TASK DIRECTIONS:
Establish how many lines in the material include the string "sondas" and report it as a lone number.

DATASET CONTENT:
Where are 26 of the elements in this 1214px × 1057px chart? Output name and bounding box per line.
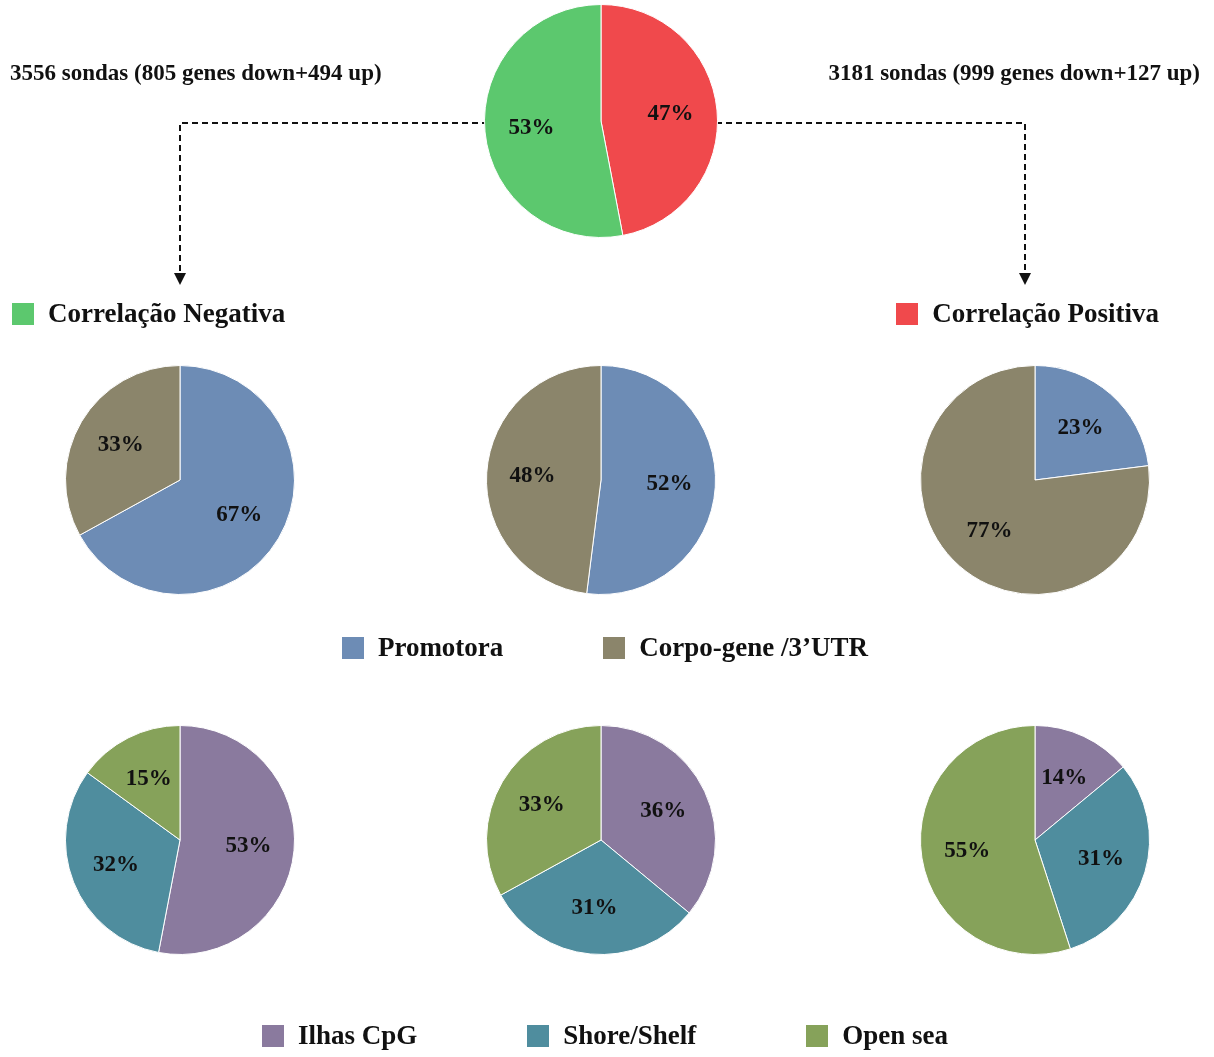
data-label: 55% [944,836,991,862]
legend-label: Corpo-gene /3’UTR [639,632,869,663]
data-label: 31% [1077,845,1124,871]
data-label: 67% [216,500,263,526]
data-label: 47% [647,100,694,126]
legend-label: Shore/Shelf [563,1020,697,1051]
text: 3556 sondas (805 genes down+494 up) [10,60,382,86]
data-label: 52% [646,470,693,496]
legend-label: Correlação Positiva [932,298,1159,329]
legend-label: Correlação Negativa [48,298,286,329]
data-label: 53% [508,113,555,139]
data-label: 33% [518,790,565,816]
data-label: 15% [125,764,172,790]
data-label: 23% [1057,414,1104,440]
legend-label: Open sea [842,1020,949,1051]
legend-label: Ilhas CpG [297,1020,418,1051]
data-label: 33% [97,430,144,456]
data-label: 32% [93,851,140,877]
data-label: 14% [1041,763,1088,789]
data-label: 36% [640,796,687,822]
text: 3181 sondas (999 genes down+127 up) [828,60,1200,86]
data-label: 53% [225,832,272,858]
legend-label: Promotora [377,632,504,663]
data-label: 48% [509,461,556,487]
data-label: 31% [571,894,618,920]
data-label: 77% [966,517,1013,543]
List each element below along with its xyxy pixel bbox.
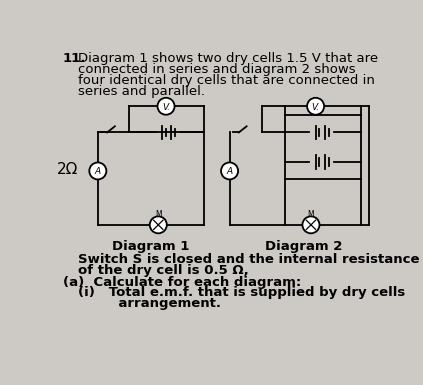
Circle shape bbox=[89, 162, 106, 179]
Text: (a)  Calculate for each diagram:: (a) Calculate for each diagram: bbox=[63, 276, 301, 289]
Text: Diagram 1 shows two dry cells 1.5 V that are: Diagram 1 shows two dry cells 1.5 V that… bbox=[78, 52, 379, 65]
Circle shape bbox=[307, 98, 324, 115]
Text: Switch S is closed and the internal resistance: Switch S is closed and the internal resi… bbox=[78, 253, 420, 266]
Text: A: A bbox=[95, 167, 101, 176]
Text: M: M bbox=[308, 210, 314, 219]
Text: Diagram 1: Diagram 1 bbox=[112, 240, 189, 253]
Circle shape bbox=[157, 98, 175, 115]
Text: 11.: 11. bbox=[63, 52, 86, 65]
Text: connected in series and diagram 2 shows: connected in series and diagram 2 shows bbox=[78, 63, 356, 76]
Text: A: A bbox=[226, 167, 233, 176]
Text: Diagram 2: Diagram 2 bbox=[264, 240, 342, 253]
Text: 2Ω: 2Ω bbox=[57, 162, 78, 177]
Circle shape bbox=[302, 216, 319, 233]
Text: four identical dry cells that are connected in: four identical dry cells that are connec… bbox=[78, 74, 375, 87]
Text: series and parallel.: series and parallel. bbox=[78, 85, 206, 98]
Text: V.: V. bbox=[312, 102, 320, 112]
Text: M: M bbox=[155, 210, 162, 219]
Circle shape bbox=[221, 162, 238, 179]
Text: (i)   Total e.m.f. that is supplied by dry cells: (i) Total e.m.f. that is supplied by dry… bbox=[78, 286, 406, 300]
Text: arrangement.: arrangement. bbox=[86, 297, 221, 310]
Text: of the dry cell is 0.5 Ω,: of the dry cell is 0.5 Ω, bbox=[78, 264, 249, 277]
Text: V.: V. bbox=[162, 102, 170, 112]
Circle shape bbox=[150, 216, 167, 233]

ANSWER TO THE EXERCISE:
2